§ Entries provided

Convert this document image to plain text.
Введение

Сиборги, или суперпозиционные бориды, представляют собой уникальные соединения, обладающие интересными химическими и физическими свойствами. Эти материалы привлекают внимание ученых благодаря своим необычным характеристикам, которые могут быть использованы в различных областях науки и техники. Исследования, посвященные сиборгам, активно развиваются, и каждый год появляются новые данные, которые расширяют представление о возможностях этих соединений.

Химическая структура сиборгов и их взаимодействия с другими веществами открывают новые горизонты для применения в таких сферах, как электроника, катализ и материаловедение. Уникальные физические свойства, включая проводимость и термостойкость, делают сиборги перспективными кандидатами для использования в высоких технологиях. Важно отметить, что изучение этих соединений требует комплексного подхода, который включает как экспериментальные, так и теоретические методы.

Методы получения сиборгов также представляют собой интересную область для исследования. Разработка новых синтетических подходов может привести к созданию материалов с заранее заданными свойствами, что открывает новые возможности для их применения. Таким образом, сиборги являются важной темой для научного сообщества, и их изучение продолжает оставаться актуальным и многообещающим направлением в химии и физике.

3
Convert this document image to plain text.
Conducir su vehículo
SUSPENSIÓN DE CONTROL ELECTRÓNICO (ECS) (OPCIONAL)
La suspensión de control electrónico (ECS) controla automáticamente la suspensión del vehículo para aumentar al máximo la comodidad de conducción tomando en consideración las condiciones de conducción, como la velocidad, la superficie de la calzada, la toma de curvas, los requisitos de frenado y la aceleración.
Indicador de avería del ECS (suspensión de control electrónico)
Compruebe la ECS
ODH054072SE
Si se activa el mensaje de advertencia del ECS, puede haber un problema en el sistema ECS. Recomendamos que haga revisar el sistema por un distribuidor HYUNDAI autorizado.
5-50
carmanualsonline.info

§ What you need to do
Quote the material exactly, leaving nothing out.

§ Complete response
Convert this document image to plain text.
Введение

Сиборги, или суперпозиционные бориды, представляют собой уникальные соединения, обладающие интересными химическими и физическими свойствами. Эти материалы привлекают внимание ученых благодаря своим необычным характеристикам, которые могут быть использованы в различных областях науки и техники. Исследования, посвященные сиборгам, активно развиваются, и каждый год появляются новые данные, которые расширяют представление о возможностях этих соединений.

Химическая структура сиборгов и их взаимодействия с другими веществами открывают новые горизонты для применения в таких сферах, как электроника, катализ и материаловедение. Уникальные физические свойства, включая проводимость и термостойкость, делают сиборги перспективными кандидатами для использования в высоких технологиях. Важно отметить, что изучение этих соединений требует комплексного подхода, который включает как экспериментальные, так и теоретические методы.

Методы получения сиборгов также представляют собой интересную область для исследования. Разработка новых синтетических подходов может привести к созданию материалов с заранее заданными свойствами, что открывает новые возможности для их применения. Таким образом, сиборги являются важной темой для научного сообщества, и их изучение продолжает оставаться актуальным и многообещающим направлением в химии и физике.

3
Convert this document image to plain text.
Conducir su vehículo
SUSPENSIÓN DE CONTROL ELECTRÓNICO (ECS) (OPCIONAL)
La suspensión de control electrónico (ECS) controla automáticamente la suspensión del vehículo para aumentar al máximo la comodidad de conducción tomando en consideración las condiciones de conducción, como la velocidad, la superficie de la calzada, la toma de curvas, los requisitos de frenado y la aceleración.
Indicador de avería del ECS (suspensión de control electrónico)
Compruebe la ECS
ODH054072SE
Si se activa el mensaje de advertencia del ECS, puede haber un problema en el sistema ECS. Recomendamos que haga revisar el sistema por un distribuidor HYUNDAI autorizado.
5-50
carmanualsonline.info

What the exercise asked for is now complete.